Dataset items
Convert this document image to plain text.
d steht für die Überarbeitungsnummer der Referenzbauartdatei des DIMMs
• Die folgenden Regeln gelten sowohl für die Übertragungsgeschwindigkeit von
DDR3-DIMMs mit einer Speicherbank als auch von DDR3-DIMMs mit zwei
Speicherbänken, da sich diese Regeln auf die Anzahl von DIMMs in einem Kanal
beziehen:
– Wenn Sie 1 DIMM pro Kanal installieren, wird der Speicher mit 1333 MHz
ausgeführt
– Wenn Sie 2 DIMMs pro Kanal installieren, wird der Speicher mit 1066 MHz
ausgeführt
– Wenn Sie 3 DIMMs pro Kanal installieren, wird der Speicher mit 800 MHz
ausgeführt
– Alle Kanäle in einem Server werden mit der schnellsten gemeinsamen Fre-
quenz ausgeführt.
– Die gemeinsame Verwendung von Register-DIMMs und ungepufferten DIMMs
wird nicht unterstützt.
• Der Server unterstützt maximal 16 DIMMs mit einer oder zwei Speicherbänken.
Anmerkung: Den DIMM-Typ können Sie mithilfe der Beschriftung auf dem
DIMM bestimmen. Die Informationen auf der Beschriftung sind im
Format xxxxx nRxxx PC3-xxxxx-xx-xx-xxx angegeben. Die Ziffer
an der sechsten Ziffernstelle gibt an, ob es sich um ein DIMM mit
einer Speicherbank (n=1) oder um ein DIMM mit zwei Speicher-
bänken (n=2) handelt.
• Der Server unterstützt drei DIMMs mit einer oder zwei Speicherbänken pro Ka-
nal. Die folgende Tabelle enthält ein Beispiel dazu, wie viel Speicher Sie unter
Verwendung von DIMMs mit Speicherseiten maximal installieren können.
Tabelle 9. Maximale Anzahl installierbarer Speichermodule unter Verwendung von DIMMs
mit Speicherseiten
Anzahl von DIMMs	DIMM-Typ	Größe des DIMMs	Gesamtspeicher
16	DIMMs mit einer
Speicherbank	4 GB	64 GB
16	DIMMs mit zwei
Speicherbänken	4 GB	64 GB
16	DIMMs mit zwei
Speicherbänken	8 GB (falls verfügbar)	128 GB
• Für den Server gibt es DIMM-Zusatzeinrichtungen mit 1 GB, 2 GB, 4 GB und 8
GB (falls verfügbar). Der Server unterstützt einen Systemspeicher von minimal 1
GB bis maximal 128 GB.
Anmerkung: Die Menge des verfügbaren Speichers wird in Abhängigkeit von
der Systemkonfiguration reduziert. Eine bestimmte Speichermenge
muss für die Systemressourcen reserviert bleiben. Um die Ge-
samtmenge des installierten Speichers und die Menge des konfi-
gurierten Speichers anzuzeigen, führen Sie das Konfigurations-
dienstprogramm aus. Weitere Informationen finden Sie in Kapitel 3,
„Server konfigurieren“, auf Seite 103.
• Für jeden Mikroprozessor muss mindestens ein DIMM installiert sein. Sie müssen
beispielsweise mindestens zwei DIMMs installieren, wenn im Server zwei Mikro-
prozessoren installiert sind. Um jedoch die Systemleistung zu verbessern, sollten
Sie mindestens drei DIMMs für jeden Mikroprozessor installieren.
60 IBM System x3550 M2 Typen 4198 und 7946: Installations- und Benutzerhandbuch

Directions for this task>
Above are the records. Identify each line that contains the word "unterstützt".

Output for this exercise>
wird nicht unterstützt.
• Der Server unterstützt maximal 16 DIMMs mit einer oder zwei Speicherbänken.
• Der Server unterstützt drei DIMMs mit einer oder zwei Speicherbänken pro Ka-
GB (falls verfügbar). Der Server unterstützt einen Systemspeicher von minimal 1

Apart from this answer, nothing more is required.